PROBLEM STATEMENT: Copy each line below that contains "name".

GIVEN RECORDS:
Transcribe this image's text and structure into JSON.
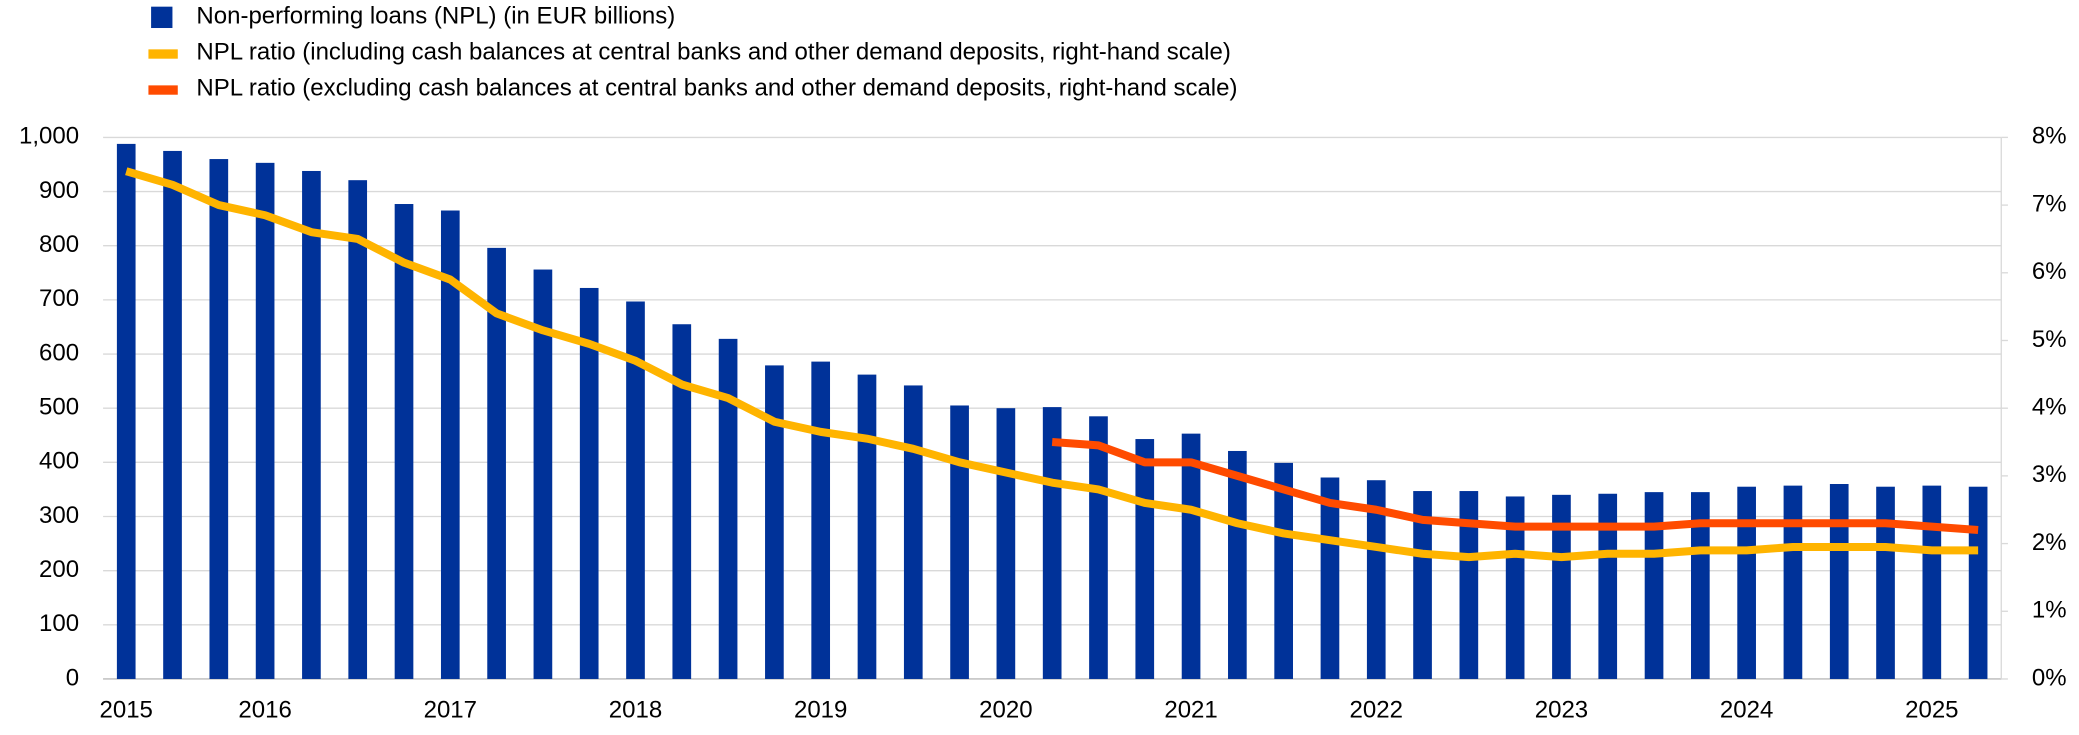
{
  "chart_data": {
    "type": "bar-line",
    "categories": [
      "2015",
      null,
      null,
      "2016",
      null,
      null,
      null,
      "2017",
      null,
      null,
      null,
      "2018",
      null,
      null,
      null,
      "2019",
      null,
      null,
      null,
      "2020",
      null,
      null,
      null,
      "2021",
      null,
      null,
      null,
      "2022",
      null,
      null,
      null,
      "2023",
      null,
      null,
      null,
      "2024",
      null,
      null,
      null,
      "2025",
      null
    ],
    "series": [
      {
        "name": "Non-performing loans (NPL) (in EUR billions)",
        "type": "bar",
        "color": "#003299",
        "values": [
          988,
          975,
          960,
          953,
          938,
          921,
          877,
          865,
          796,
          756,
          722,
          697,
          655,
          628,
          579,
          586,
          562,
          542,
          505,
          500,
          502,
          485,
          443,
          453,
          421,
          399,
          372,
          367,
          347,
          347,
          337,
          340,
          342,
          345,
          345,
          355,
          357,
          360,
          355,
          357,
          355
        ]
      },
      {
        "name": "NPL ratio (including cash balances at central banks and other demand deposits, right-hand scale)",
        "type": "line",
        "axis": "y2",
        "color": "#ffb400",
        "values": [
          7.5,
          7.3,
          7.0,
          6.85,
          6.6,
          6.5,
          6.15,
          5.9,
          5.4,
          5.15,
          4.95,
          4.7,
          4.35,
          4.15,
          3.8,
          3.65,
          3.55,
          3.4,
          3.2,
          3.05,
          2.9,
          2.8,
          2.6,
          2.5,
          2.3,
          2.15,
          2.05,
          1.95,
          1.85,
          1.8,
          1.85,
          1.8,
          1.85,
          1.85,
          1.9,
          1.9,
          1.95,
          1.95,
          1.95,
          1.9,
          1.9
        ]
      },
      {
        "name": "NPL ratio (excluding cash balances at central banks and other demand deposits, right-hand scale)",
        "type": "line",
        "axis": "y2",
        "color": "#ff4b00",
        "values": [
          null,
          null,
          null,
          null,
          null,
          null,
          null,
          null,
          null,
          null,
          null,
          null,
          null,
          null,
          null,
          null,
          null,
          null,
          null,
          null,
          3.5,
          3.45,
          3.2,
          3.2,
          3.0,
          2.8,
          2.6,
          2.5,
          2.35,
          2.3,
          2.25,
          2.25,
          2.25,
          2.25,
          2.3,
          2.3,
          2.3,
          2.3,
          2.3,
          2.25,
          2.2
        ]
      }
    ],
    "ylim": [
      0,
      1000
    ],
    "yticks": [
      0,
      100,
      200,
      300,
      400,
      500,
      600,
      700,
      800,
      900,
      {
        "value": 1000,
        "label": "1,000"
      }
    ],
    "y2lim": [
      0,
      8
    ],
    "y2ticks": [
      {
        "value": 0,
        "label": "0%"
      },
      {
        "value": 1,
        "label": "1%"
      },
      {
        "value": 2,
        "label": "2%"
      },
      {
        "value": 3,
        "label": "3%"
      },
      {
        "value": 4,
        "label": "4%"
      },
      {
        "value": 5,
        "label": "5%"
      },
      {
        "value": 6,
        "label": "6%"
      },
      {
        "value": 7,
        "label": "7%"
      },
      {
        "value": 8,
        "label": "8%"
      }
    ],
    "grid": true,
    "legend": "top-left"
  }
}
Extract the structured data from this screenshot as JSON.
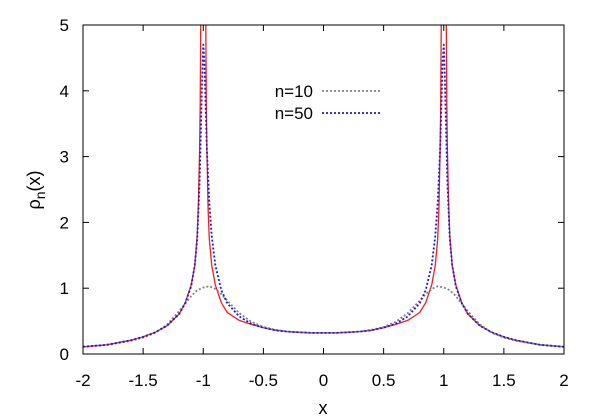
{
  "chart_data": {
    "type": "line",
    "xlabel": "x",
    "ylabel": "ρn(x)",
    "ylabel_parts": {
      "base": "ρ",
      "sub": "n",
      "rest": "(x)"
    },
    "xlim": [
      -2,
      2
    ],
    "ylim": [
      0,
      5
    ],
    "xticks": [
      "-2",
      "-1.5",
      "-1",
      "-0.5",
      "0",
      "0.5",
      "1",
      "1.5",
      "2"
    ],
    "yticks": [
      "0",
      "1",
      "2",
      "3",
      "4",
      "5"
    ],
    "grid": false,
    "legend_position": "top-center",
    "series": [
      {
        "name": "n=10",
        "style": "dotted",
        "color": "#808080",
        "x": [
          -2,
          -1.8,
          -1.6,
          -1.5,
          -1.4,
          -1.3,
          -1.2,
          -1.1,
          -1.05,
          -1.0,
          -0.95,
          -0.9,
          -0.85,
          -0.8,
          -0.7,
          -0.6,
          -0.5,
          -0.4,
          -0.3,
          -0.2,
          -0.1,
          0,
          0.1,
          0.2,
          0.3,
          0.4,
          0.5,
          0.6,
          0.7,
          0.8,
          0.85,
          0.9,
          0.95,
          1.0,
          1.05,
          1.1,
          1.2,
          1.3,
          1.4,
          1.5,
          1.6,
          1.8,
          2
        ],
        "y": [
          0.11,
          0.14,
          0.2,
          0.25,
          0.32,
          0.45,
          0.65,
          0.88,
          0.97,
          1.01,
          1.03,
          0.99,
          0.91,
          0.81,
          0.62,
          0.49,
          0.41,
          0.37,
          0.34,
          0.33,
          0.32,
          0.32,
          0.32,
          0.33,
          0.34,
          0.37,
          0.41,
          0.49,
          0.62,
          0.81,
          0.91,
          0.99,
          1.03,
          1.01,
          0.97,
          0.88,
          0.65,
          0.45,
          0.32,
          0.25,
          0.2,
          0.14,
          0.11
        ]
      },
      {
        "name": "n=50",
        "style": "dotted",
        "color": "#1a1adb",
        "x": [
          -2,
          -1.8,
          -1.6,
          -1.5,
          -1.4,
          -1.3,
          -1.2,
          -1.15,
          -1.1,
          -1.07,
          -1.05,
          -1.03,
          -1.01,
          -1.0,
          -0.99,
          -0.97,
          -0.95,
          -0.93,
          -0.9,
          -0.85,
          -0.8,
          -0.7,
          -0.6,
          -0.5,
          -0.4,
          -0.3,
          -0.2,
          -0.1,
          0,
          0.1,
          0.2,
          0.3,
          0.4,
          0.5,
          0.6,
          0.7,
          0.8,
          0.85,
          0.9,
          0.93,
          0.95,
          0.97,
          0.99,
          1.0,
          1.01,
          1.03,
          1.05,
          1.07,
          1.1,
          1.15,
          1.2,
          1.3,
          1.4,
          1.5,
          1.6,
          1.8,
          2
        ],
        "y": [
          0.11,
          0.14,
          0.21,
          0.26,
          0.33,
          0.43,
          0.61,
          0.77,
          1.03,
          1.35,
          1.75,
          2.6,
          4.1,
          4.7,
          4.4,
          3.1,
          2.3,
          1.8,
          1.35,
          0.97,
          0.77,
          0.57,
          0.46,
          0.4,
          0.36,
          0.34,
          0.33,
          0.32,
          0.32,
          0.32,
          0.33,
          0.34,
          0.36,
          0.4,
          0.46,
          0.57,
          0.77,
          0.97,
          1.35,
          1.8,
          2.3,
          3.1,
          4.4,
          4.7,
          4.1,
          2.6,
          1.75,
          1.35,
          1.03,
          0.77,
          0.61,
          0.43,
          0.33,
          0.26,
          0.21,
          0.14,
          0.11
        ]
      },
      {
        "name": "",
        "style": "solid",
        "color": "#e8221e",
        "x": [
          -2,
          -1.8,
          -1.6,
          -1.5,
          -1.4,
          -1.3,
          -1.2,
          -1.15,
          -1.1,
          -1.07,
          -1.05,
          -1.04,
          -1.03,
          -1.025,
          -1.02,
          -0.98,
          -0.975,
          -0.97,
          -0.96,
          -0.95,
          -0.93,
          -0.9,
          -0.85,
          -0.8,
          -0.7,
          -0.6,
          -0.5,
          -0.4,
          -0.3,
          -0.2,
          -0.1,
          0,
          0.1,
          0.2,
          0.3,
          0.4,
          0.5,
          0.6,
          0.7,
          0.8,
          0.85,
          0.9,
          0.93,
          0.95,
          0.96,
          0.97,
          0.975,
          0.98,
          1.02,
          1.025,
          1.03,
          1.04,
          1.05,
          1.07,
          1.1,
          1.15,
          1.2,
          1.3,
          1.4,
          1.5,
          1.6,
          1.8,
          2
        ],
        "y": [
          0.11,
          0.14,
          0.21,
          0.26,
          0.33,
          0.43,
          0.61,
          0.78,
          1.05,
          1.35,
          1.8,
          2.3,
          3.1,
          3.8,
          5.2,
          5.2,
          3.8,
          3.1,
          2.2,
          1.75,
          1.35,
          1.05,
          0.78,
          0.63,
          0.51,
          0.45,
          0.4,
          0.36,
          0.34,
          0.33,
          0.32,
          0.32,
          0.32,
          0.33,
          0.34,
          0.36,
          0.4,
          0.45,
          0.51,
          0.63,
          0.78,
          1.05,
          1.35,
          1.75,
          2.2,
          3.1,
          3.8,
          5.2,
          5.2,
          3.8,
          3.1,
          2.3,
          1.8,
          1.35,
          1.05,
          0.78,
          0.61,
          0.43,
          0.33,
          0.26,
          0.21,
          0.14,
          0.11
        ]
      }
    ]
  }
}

OUTPUT OF THE EXERCISE:
        "name": "Non-performing loans (NPL) (in EUR billions)",
        "name": "NPL ratio (including cash balances at central banks and other demand deposits, right-hand scale)",
        "name": "NPL ratio (excluding cash balances at central banks and other demand deposits, right-hand scale)",
        "name": "n=10",
        "name": "n=50",
        "name": "",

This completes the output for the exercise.